What you have to do => Search the material below for the string "date" and extract each line that has it.

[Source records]
____________________
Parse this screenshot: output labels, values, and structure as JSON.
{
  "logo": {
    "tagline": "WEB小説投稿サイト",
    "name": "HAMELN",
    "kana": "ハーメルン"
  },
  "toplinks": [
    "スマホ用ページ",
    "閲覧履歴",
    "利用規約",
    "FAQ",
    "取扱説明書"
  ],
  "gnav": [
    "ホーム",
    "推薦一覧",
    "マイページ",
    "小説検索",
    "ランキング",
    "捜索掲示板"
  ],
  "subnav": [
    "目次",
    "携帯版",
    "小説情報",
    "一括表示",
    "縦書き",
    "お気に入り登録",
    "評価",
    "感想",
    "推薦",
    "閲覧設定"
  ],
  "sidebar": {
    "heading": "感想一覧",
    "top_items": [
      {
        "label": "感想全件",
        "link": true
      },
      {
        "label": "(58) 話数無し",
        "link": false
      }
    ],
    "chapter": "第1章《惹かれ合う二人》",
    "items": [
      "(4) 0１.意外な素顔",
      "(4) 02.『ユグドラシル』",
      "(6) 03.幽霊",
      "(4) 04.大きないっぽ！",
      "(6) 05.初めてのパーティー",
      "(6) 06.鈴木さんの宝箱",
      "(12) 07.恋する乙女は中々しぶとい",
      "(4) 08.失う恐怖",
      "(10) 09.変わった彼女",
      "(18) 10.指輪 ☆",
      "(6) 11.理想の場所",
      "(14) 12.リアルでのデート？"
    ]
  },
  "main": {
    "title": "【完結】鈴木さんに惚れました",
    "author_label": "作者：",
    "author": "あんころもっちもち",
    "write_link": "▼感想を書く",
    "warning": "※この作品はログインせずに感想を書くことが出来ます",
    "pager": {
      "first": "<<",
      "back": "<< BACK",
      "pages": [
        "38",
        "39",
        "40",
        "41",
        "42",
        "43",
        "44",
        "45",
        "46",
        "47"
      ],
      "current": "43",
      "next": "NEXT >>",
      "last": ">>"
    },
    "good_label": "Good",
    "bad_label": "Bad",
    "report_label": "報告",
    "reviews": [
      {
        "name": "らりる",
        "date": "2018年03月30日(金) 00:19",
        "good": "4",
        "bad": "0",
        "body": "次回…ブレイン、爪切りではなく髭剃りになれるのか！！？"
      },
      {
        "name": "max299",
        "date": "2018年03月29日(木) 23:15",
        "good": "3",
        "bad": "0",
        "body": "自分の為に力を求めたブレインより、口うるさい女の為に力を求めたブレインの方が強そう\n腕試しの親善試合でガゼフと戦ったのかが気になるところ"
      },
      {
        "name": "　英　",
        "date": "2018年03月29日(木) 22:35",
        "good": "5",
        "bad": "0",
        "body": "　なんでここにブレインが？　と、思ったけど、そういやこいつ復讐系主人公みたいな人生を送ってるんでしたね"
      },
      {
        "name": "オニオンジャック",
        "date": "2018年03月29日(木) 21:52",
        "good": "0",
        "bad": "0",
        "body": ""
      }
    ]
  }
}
____________________
Task solution =>
        "date": "2018年03月30日(金) 00:19",
        "date": "2018年03月29日(木) 23:15",
        "date": "2018年03月29日(木) 22:35",
        "date": "2018年03月29日(木) 21:52",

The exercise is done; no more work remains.